Locate each line of the material that contains "sender", then return it.

○ ○ ○ ○

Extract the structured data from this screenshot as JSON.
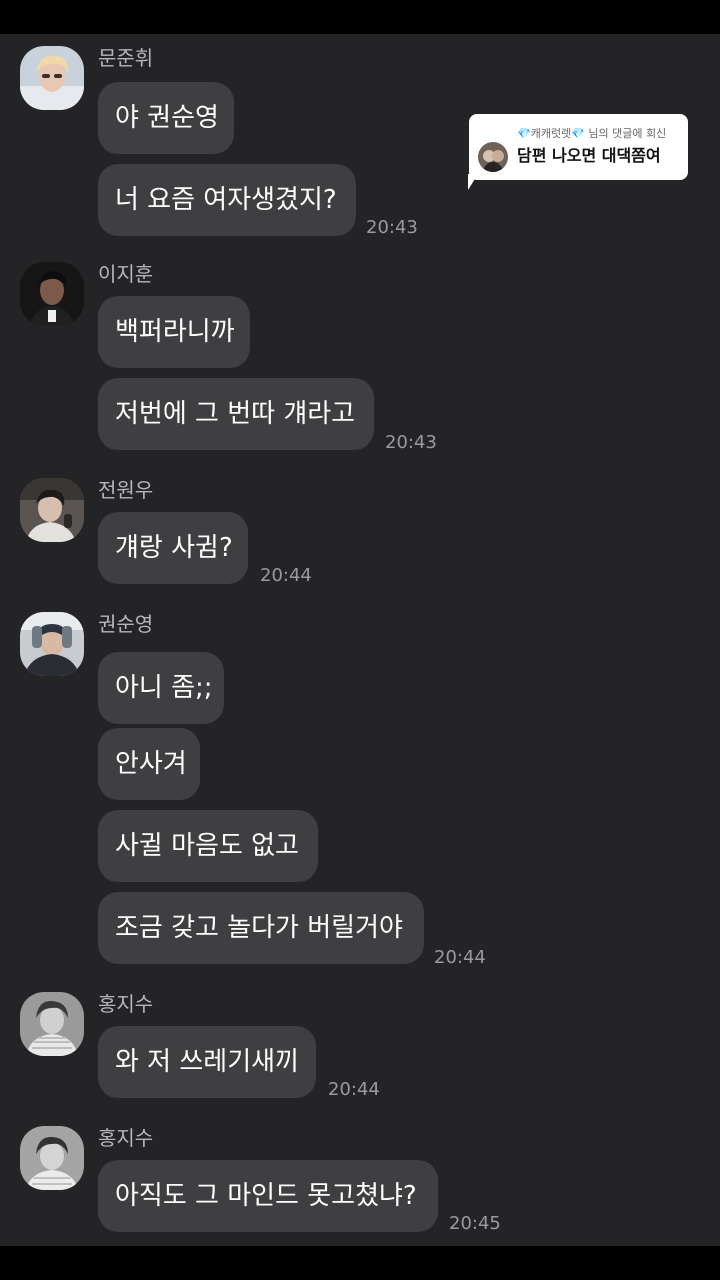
{
  "colors": {
    "background": "#242426",
    "bubble": "#3f3f42",
    "text": "#ffffff",
    "sender": "#b6b6b9",
    "time": "#9a9a9d",
    "reply_card": "#ffffff"
  },
  "reply_card": {
    "gem_left": "💎",
    "username": "캐캐럿렛",
    "gem_right": "💎",
    "suffix": " 님의 댓글에 회신",
    "comment": "담편 나오면 대댁쫌여"
  },
  "groups": [
    {
      "sender": "문준휘",
      "avatar_icon": "profile-photo",
      "messages": [
        "야 권순영",
        "너 요즘 여자생겼지?"
      ],
      "time": "20:43"
    },
    {
      "sender": "이지훈",
      "avatar_icon": "profile-photo",
      "messages": [
        "백퍼라니까",
        "저번에 그 번따 걔라고"
      ],
      "time": "20:43"
    },
    {
      "sender": "전원우",
      "avatar_icon": "profile-photo",
      "messages": [
        "걔랑 사귐?"
      ],
      "time": "20:44"
    },
    {
      "sender": "권순영",
      "avatar_icon": "profile-photo",
      "messages": [
        "아니 좀;;",
        "안사겨",
        "사귈 마음도 없고",
        "조금 갖고 놀다가 버릴거야"
      ],
      "time": "20:44"
    },
    {
      "sender": "홍지수",
      "avatar_icon": "profile-photo",
      "messages": [
        "와 저 쓰레기새끼"
      ],
      "time": "20:44"
    },
    {
      "sender": "홍지수",
      "avatar_icon": "profile-photo",
      "messages": [
        "아직도 그 마인드 못고쳤냐?"
      ],
      "time": "20:45"
    }
  ]
}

○ ○ ○ ○

• FULL ANSWER:
    "sender": "#b6b6b9",
      "sender": "문준휘",
      "sender": "이지훈",
      "sender": "전원우",
      "sender": "권순영",
      "sender": "홍지수",
      "sender": "홍지수",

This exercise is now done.